AIM - Below is a listing. Gather each line of it that contains "Request".

START THE RECORDS

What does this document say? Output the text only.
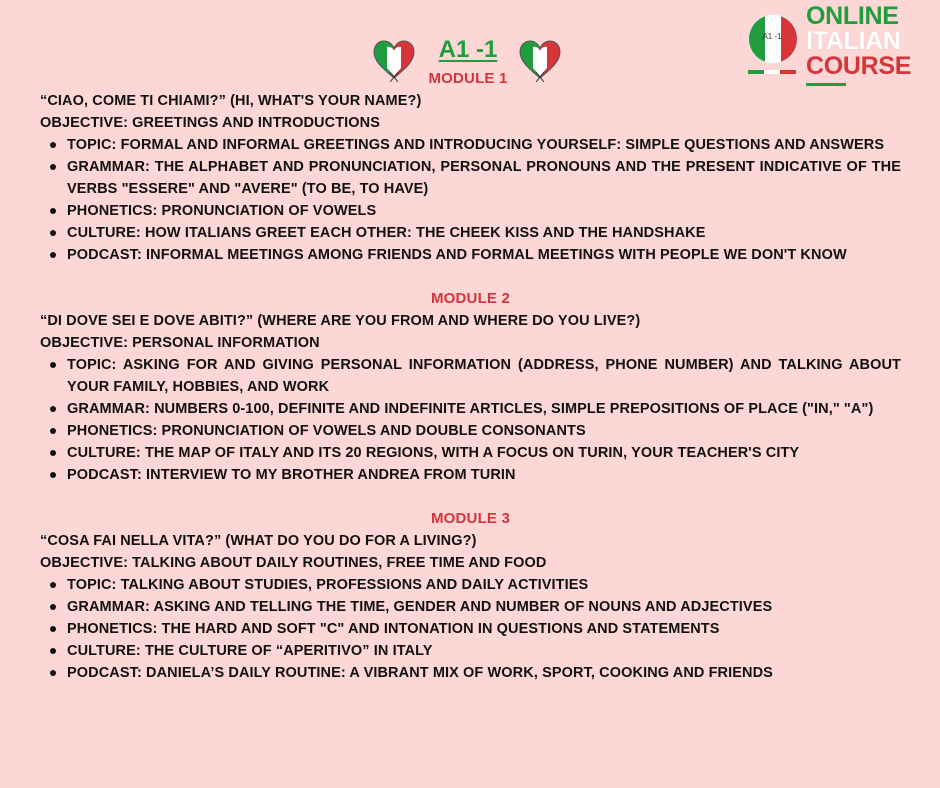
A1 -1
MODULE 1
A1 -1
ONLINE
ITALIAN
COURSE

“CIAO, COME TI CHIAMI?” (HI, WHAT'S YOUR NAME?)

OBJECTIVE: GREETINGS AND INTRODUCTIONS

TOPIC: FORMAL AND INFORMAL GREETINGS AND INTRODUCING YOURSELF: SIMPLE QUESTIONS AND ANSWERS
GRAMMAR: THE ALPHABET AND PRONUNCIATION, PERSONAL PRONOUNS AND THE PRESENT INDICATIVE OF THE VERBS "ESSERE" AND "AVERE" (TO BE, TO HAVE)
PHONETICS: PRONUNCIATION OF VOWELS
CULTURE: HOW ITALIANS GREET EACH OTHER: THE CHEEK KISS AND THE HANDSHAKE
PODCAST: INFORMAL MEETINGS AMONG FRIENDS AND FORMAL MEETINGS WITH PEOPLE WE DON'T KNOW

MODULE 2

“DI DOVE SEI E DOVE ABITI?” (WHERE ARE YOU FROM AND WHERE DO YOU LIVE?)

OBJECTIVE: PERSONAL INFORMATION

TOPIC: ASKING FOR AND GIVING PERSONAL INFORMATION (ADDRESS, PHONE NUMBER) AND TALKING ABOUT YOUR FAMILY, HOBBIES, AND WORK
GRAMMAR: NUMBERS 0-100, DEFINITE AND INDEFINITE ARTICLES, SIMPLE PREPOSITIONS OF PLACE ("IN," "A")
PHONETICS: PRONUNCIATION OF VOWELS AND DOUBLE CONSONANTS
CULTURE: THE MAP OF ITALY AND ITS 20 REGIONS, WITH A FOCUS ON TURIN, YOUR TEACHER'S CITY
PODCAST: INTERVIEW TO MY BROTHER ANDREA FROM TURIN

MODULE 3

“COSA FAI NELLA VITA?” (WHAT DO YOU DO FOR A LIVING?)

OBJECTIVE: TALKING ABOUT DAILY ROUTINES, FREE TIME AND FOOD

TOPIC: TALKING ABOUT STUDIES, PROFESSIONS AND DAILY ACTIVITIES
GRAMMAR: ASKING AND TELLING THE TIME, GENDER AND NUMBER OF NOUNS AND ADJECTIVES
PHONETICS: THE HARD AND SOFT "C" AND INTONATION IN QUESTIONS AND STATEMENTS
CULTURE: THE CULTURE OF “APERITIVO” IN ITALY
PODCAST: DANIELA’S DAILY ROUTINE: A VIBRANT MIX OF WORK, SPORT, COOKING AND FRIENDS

END THE RECORDS
START THE RECORDS

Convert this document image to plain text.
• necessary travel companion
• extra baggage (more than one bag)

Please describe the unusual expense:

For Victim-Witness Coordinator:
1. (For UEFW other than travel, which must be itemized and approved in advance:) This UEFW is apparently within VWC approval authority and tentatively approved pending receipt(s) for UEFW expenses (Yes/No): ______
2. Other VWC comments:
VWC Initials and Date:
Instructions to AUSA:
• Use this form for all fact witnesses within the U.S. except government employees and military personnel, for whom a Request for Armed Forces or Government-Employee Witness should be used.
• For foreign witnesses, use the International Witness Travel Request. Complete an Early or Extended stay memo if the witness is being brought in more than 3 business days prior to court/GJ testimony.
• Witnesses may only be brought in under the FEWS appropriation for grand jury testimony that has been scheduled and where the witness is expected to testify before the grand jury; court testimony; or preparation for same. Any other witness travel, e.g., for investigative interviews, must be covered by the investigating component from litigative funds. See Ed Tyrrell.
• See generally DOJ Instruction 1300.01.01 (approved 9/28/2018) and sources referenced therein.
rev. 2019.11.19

END THE RECORDS

SOLVED EXERCISE -
• Use this form for all fact witnesses within the U.S. except government employees and military personnel, for whom a Request for Armed Forces or Government-Employee Witness should be used.
• For foreign witnesses, use the International Witness Travel Request. Complete an Early or Extended stay memo if the witness is being brought in more than 3 business days prior to court/GJ testimony.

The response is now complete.